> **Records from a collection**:
────────

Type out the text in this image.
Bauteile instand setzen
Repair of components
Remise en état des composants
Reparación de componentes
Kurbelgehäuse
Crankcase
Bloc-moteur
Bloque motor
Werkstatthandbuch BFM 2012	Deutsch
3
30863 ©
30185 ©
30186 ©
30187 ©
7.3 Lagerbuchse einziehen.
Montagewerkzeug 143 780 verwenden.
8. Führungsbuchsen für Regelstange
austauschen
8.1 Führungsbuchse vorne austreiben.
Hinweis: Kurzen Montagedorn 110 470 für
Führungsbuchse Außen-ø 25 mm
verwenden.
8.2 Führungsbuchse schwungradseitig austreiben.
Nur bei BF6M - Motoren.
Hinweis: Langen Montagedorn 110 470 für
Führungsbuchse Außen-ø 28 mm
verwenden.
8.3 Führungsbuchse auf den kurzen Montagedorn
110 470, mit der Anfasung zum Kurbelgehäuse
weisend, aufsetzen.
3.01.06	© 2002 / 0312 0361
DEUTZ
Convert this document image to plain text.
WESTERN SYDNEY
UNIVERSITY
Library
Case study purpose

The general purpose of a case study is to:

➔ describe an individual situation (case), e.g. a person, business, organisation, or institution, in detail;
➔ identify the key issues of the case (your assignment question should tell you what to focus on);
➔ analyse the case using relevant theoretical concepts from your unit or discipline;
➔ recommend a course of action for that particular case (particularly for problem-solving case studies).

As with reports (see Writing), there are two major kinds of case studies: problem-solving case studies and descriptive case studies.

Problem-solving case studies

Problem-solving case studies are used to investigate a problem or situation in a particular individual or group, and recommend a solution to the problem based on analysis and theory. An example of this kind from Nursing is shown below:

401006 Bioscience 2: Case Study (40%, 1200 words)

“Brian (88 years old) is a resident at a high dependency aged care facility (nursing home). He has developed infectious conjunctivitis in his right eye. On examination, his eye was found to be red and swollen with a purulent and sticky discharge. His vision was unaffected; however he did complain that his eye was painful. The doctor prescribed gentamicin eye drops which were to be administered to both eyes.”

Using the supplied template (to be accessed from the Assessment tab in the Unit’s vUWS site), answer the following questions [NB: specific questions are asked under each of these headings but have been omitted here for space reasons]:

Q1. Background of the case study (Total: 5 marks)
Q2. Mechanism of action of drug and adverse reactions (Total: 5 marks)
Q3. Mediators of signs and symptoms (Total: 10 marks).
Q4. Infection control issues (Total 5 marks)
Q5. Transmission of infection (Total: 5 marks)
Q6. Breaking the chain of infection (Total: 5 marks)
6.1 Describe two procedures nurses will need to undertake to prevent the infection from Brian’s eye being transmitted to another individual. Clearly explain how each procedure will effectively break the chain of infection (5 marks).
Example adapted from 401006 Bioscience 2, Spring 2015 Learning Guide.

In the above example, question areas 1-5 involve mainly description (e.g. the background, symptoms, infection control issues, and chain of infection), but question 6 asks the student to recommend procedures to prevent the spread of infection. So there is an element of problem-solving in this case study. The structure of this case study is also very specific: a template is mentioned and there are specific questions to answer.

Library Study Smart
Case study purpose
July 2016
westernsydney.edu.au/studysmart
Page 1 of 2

────────

> **PROBLEM DESCRIPTION**:
Give the count of lines that hold the word "Total", with nothing added.

> **REPLY**:
6